[Data excerpts]

※

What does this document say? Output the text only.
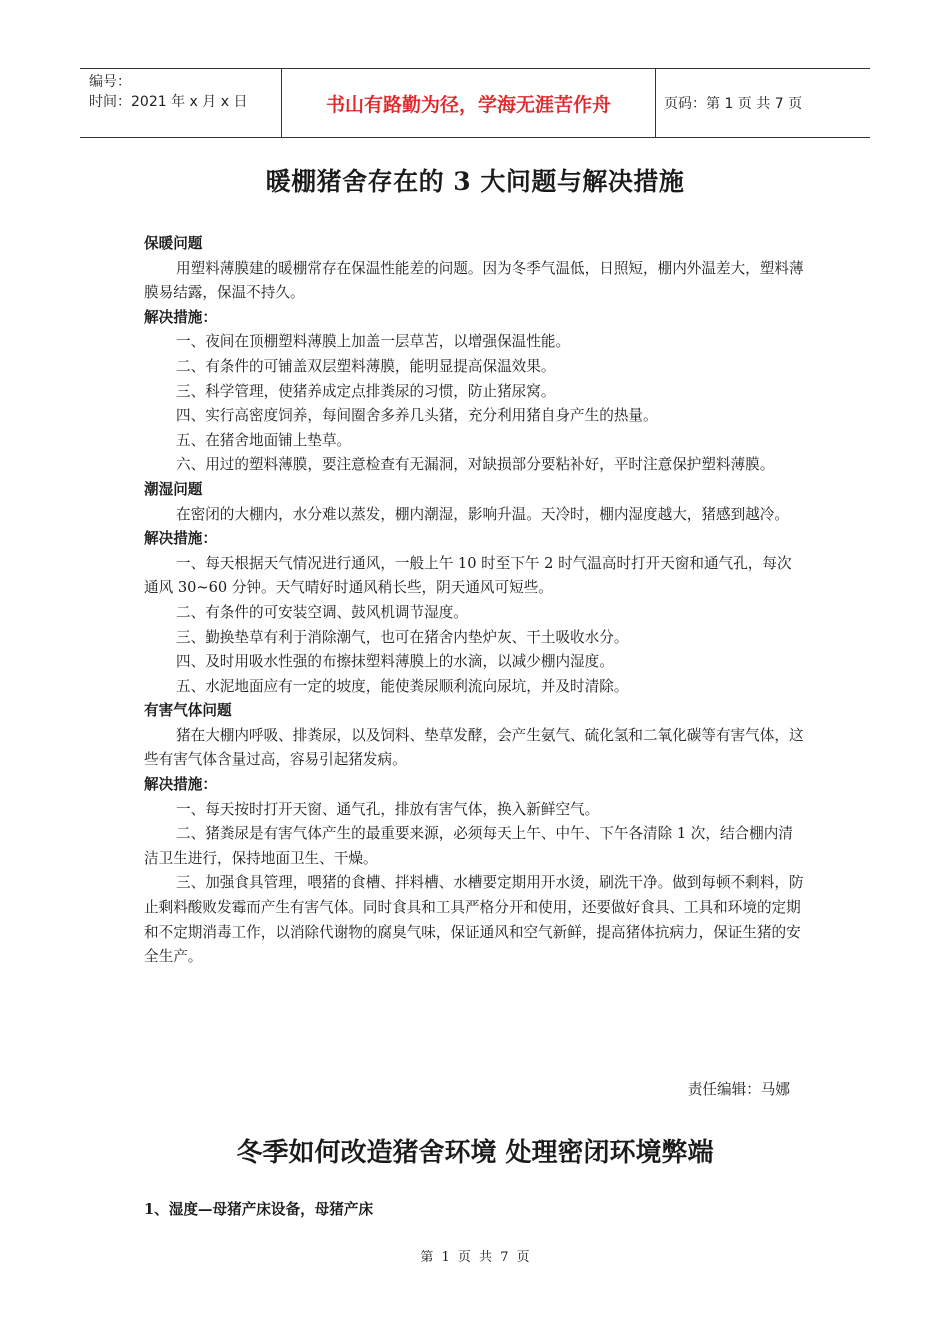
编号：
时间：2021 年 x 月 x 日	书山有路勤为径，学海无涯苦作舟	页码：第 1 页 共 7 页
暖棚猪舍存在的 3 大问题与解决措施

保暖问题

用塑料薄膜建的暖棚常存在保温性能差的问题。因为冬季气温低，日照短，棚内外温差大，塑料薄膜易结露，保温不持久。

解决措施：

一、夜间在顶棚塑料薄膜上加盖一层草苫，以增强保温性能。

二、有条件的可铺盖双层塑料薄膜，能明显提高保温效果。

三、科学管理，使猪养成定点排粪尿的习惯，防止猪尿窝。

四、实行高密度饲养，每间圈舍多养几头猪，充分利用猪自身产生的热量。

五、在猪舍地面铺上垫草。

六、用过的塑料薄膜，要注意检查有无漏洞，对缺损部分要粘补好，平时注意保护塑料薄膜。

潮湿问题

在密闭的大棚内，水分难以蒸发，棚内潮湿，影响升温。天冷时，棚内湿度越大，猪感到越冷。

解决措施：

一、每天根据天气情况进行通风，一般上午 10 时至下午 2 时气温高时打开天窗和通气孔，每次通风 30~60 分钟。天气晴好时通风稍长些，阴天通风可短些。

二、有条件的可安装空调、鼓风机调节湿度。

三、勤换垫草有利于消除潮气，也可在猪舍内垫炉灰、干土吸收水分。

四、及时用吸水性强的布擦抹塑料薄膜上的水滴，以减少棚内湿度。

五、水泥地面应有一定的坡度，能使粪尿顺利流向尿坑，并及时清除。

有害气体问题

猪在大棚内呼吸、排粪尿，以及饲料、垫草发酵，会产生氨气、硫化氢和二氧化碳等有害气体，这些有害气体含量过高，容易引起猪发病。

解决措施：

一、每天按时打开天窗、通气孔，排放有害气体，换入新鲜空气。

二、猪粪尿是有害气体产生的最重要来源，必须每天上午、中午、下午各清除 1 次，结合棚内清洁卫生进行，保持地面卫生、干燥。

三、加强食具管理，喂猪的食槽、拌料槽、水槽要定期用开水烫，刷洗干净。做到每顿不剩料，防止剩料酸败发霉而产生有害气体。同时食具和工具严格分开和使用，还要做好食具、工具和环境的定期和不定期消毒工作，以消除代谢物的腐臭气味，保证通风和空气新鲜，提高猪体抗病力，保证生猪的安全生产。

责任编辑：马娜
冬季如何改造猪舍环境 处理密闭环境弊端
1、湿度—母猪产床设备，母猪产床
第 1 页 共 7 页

※

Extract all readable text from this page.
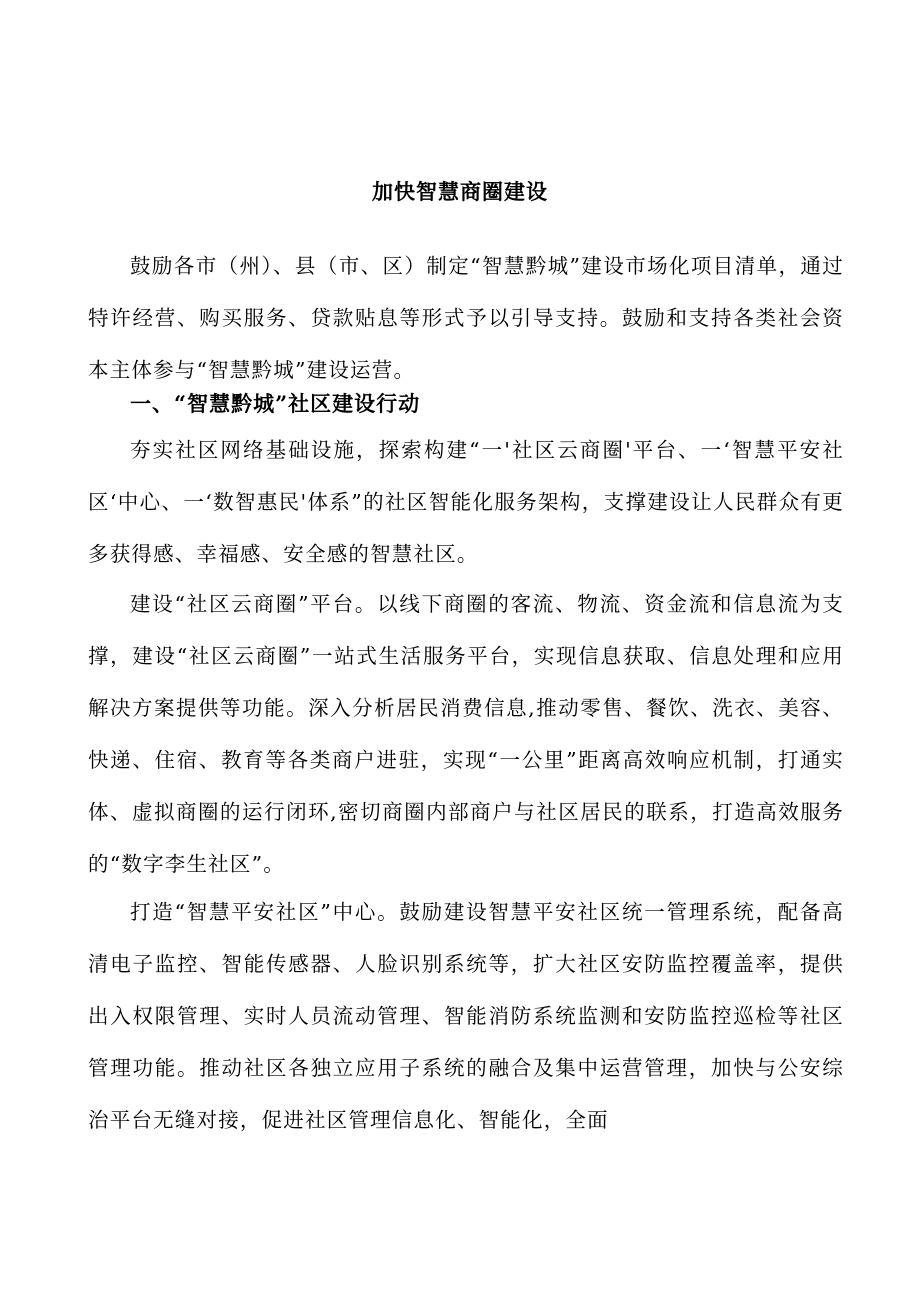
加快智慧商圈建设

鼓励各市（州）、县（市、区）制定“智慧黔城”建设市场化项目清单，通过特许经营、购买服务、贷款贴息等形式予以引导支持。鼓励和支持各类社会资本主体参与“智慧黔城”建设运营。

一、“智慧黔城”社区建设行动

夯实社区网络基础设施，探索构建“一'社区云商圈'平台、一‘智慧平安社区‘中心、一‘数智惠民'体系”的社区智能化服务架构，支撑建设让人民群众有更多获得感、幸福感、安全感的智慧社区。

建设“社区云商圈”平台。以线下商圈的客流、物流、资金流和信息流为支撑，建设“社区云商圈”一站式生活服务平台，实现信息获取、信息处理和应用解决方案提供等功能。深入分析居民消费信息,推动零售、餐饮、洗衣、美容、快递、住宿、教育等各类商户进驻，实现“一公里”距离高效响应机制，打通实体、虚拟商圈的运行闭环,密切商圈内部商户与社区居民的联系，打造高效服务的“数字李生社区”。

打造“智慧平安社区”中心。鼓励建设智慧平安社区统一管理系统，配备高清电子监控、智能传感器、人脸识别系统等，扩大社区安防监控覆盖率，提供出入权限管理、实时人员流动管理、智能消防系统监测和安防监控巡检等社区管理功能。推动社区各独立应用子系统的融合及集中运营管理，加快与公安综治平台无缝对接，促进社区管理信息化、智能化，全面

※

**Objective:** Say how many lines in the records hold "智慧平安社区", with the number as the whole reply.

**Output of the exercise:** 2